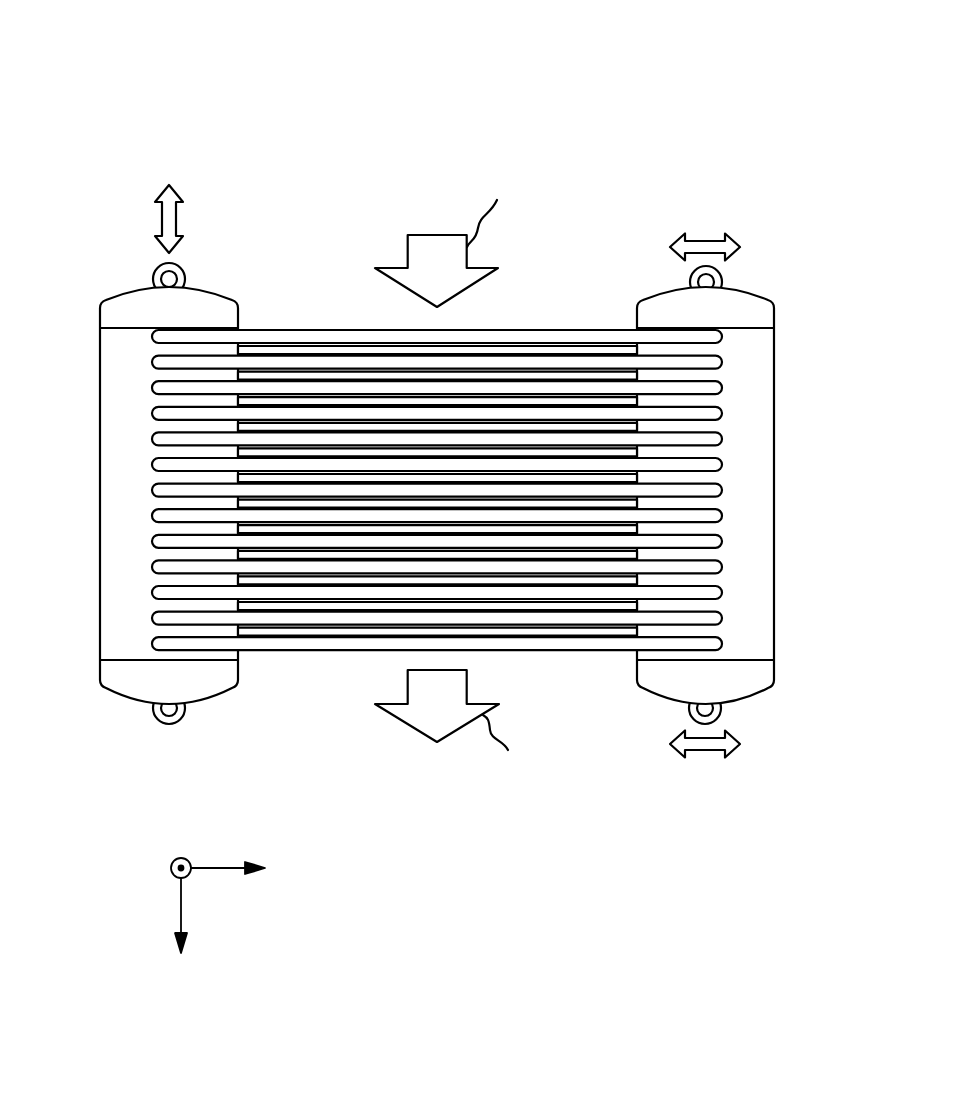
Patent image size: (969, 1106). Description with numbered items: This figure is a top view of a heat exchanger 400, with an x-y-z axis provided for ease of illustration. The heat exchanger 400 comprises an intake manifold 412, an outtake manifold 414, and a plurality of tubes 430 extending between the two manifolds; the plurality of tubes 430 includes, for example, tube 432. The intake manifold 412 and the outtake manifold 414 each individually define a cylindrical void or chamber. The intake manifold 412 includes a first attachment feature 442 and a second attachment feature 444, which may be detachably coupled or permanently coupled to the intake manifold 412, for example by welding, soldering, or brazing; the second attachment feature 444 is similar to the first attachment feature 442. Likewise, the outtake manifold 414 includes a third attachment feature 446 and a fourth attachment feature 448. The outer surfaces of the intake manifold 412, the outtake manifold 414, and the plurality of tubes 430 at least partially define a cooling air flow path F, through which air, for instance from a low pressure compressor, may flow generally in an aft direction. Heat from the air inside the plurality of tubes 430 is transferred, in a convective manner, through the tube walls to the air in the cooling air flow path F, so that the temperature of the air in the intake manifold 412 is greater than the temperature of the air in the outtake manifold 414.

The heat exchanger 400 is at (646, 94).
The intake manifold 412 is at (99, 348).
The outtake manifold 414 is at (776, 350).
The plurality of tubes 430 is at (437, 477).
The tube 432 is at (607, 644).
The first attachment feature 442 is at (156, 720).
The second attachment feature 444 is at (186, 271).
The third attachment feature 446 is at (720, 716).
The fourth attachment feature 448 is at (691, 277).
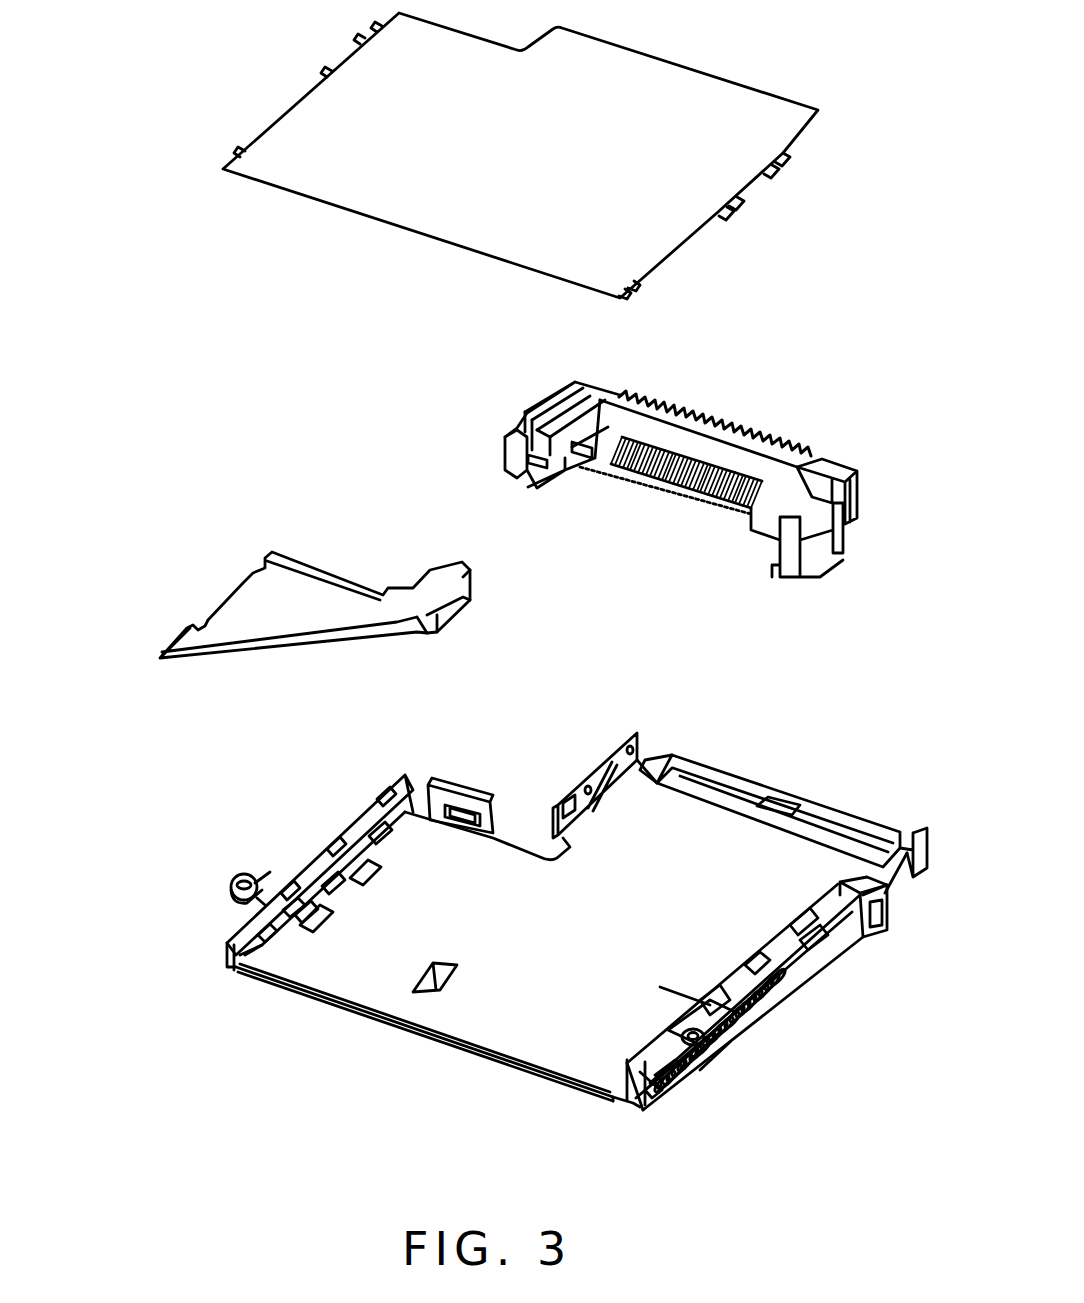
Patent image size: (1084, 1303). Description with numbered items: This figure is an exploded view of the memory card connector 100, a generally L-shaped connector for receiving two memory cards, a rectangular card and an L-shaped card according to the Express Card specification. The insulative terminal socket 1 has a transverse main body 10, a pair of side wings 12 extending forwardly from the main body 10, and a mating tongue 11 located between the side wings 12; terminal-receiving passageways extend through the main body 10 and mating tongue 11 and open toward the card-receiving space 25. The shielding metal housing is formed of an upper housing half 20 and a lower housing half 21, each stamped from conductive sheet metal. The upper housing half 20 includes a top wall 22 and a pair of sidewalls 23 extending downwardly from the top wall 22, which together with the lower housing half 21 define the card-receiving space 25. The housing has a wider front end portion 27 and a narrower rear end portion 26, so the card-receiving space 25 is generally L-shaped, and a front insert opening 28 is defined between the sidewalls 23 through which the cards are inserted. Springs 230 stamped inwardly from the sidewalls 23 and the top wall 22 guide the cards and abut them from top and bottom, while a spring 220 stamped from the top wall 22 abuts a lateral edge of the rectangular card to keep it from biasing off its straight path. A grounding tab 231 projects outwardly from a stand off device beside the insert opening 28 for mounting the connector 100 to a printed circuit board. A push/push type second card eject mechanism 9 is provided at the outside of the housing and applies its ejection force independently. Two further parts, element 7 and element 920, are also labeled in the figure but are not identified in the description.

- - -

EXERCISE PROMPT: Rewrite all the records above as a single numbered list with one line per item, leaving out the blank lines and the pictures.

RESPONSE:
1. Patent image size: (969, 1106). Description with numbered items: This figure is a top view of a heat exchanger 400, with an x-y-z axis provided for ease of illustration. The heat exchanger 400 comprises an intake manifold 412, an outtake manifold 414, and a plurality of tubes 430 extending between the two manifolds; the plurality of tubes 430 includes, for example, tube 432. The intake manifold 412 and the outtake manifold 414 each individually define a cylindrical void or chamber. The intake manifold 412 includes a first attachment feature 442 and a second attachment feature 444, which may be detachably coupled or permanently coupled to the intake manifold 412, for example by welding, soldering, or brazing; the second attachment feature 444 is similar to the first attachment feature 442. Likewise, the outtake manifold 414 includes a third attachment feature 446 and a fourth attachment feature 448. The outer surfaces of the intake manifold 412, the outtake manifold 414, and the plurality of tubes 430 at least partially define a cooling air flow path F, through which air, for instance from a low pressure compressor, may flow generally in an aft direction. Heat from the air inside the plurality of tubes 430 is transferred, in a convective manner, through the tube walls to the air in the cooling air flow path F, so that the temperature of the air in the intake manifold 412 is greater than the temperature of the air in the outtake manifold 414.
2. The heat exchanger 400 is at (646, 94).
3. The intake manifold 412 is at (99, 348).
4. The outtake manifold 414 is at (776, 350).
5. The plurality of tubes 430 is at (437, 477).
6. The tube 432 is at (607, 644).
7. The first attachment feature 442 is at (156, 720).
8. The second attachment feature 444 is at (186, 271).
9. The third attachment feature 446 is at (720, 716).
10. The fourth attachment feature 448 is at (691, 277).
11. Patent image size: (1084, 1303). Description with numbered items: This figure is an exploded view of the memory card connector 100, a generally L-shaped connector for receiving two memory cards, a rectangular card and an L-shaped card according to the Express Card specification. The insulative terminal socket 1 has a transverse main body 10, a pair of side wings 12 extending forwardly from the main body 10, and a mating tongue 11 located between the side wings 12; terminal-receiving passageways extend through the main body 10 and mating tongue 11 and open toward the card-receiving space 25. The shielding metal housing is formed of an upper housing half 20 and a lower housing half 21, each stamped from conductive sheet metal. The upper housing half 20 includes a top wall 22 and a pair of sidewalls 23 extending downwardly from the top wall 22, which together with the lower housing half 21 define the card-receiving space 25. The housing has a wider front end portion 27 and a narrower rear end portion 26, so the card-receiving space 25 is generally L-shaped, and a front insert opening 28 is defined between the sidewalls 23 through which the cards are inserted. Springs 230 stamped inwardly from the sidewalls 23 and the top wall 22 guide the cards and abut them from top and bottom, while a spring 220 stamped from the top wall 22 abuts a lateral edge of the rectangular card to keep it from biasing off its straight path. A grounding tab 231 projects outwardly from a stand off device beside the insert opening 28 for mounting the connector 100 to a printed circuit board. A push/push type second card eject mechanism 9 is provided at the outside of the housing and applies its ejection force independently. Two further parts, element 7 and element 920, are also labeled in the figure but are not identified in the description.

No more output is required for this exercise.